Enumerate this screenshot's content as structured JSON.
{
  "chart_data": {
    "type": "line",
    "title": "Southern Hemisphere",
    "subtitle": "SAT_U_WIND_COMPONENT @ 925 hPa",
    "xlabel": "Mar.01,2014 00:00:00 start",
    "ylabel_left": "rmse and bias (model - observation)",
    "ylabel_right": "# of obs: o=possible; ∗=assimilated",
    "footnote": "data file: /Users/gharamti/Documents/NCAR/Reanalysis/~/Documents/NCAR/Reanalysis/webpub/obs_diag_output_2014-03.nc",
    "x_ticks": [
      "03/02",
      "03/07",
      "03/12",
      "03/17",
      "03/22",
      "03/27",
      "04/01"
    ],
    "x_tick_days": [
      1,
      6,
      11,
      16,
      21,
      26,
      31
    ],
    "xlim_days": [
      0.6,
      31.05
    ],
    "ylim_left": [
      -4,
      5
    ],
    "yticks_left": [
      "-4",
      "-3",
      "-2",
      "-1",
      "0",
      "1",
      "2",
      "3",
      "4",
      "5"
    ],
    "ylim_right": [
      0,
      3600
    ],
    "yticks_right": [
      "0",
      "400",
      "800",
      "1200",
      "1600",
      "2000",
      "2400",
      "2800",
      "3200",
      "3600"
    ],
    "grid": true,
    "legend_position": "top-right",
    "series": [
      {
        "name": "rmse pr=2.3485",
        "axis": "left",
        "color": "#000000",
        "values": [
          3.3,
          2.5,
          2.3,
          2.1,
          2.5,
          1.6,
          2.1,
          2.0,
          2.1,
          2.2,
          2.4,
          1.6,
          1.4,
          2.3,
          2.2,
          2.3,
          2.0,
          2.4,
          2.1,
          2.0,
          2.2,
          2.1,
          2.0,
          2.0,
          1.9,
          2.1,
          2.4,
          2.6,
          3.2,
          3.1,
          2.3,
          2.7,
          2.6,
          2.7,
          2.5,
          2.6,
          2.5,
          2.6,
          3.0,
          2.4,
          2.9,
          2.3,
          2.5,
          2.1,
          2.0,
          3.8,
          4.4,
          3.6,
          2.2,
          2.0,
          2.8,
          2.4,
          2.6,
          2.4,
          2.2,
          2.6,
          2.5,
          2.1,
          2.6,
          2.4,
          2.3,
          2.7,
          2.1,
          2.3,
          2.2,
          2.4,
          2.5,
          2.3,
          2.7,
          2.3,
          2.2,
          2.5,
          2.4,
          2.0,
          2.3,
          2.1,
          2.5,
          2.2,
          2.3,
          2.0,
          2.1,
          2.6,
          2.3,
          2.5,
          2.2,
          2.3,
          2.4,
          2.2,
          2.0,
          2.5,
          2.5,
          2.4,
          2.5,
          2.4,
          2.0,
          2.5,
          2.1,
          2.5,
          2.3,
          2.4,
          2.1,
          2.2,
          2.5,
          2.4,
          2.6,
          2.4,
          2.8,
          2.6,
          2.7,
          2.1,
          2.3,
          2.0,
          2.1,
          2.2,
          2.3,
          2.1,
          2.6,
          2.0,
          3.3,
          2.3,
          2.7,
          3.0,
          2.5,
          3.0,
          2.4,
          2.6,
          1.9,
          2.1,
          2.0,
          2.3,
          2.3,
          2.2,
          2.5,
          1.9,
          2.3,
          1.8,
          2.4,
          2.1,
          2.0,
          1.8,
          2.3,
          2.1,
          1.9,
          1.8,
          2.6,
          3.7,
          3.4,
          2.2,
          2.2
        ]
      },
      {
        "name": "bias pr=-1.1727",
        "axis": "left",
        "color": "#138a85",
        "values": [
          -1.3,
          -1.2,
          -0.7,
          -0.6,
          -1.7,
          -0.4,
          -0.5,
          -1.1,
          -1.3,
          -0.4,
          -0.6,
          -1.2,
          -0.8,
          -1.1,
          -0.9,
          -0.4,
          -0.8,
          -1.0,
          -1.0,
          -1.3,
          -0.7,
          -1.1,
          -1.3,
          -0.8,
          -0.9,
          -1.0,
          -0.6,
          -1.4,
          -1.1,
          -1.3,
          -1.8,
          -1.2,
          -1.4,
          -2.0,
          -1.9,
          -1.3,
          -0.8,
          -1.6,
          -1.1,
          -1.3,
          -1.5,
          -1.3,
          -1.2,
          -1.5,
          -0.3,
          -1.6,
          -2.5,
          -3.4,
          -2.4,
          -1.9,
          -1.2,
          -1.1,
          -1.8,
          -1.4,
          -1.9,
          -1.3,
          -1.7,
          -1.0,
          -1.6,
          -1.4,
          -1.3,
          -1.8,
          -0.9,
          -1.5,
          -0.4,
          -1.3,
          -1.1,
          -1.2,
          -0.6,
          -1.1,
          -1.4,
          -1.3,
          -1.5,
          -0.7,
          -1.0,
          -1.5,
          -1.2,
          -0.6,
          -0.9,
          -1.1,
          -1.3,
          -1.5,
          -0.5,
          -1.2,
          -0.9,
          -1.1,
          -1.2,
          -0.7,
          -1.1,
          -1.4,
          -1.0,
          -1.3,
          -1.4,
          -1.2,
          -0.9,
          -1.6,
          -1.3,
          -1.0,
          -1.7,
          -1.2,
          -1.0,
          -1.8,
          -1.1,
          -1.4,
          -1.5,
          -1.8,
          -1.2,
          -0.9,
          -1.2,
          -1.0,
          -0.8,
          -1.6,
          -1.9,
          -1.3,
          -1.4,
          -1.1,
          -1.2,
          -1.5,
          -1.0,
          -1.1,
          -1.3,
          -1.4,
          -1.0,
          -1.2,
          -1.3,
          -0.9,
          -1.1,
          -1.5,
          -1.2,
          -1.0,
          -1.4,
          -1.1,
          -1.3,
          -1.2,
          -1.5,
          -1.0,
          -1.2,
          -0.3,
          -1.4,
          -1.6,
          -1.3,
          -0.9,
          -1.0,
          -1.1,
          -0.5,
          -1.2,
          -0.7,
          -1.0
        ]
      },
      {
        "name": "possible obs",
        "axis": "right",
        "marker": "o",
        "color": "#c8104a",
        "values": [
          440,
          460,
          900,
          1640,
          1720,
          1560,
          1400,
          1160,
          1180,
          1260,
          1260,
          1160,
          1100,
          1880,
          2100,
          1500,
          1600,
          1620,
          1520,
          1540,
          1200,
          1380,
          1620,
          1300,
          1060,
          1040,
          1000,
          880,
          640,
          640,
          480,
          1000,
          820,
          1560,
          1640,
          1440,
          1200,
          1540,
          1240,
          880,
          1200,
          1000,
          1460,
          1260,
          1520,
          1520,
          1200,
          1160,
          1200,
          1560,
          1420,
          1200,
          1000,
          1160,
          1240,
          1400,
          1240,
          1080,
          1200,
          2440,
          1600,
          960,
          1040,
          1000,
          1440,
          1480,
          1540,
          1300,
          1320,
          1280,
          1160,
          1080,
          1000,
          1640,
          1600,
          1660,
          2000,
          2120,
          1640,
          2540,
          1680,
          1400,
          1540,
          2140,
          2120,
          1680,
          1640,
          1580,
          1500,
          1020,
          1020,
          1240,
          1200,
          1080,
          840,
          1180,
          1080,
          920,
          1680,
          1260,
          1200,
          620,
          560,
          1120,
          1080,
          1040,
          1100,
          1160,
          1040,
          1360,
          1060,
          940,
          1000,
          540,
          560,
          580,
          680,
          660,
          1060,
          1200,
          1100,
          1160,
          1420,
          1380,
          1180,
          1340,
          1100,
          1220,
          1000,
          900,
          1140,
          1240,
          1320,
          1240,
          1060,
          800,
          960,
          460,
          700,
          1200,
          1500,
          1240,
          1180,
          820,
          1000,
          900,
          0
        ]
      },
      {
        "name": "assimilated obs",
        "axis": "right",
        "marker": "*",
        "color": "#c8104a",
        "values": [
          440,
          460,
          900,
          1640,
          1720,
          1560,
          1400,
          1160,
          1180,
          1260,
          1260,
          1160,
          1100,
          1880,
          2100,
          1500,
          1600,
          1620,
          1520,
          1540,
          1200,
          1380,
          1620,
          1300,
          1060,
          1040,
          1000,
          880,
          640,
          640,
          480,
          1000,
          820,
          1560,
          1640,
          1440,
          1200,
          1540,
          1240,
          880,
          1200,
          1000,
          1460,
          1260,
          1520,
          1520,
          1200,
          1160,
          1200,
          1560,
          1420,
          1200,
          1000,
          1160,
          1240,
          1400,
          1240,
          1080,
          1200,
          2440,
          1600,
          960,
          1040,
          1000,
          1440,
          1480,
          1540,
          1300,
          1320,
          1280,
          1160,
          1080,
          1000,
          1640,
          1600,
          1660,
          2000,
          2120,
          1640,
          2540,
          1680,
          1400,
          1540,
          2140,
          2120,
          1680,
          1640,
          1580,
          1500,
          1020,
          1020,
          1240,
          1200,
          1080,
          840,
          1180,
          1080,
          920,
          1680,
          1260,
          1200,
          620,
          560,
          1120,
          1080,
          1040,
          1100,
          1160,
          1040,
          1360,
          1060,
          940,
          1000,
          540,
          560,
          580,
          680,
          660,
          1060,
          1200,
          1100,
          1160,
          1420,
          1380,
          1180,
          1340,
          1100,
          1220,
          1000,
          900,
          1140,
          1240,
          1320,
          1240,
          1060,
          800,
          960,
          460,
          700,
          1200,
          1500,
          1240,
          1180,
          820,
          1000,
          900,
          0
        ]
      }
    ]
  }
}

══════════

# WRITTEN REQUEST
Return the lines of the records that include the string "rmse".

# FINISHED EXERCISE
    "ylabel_left": "rmse and bias (model - observation)",
        "name": "rmse pr=2.3485",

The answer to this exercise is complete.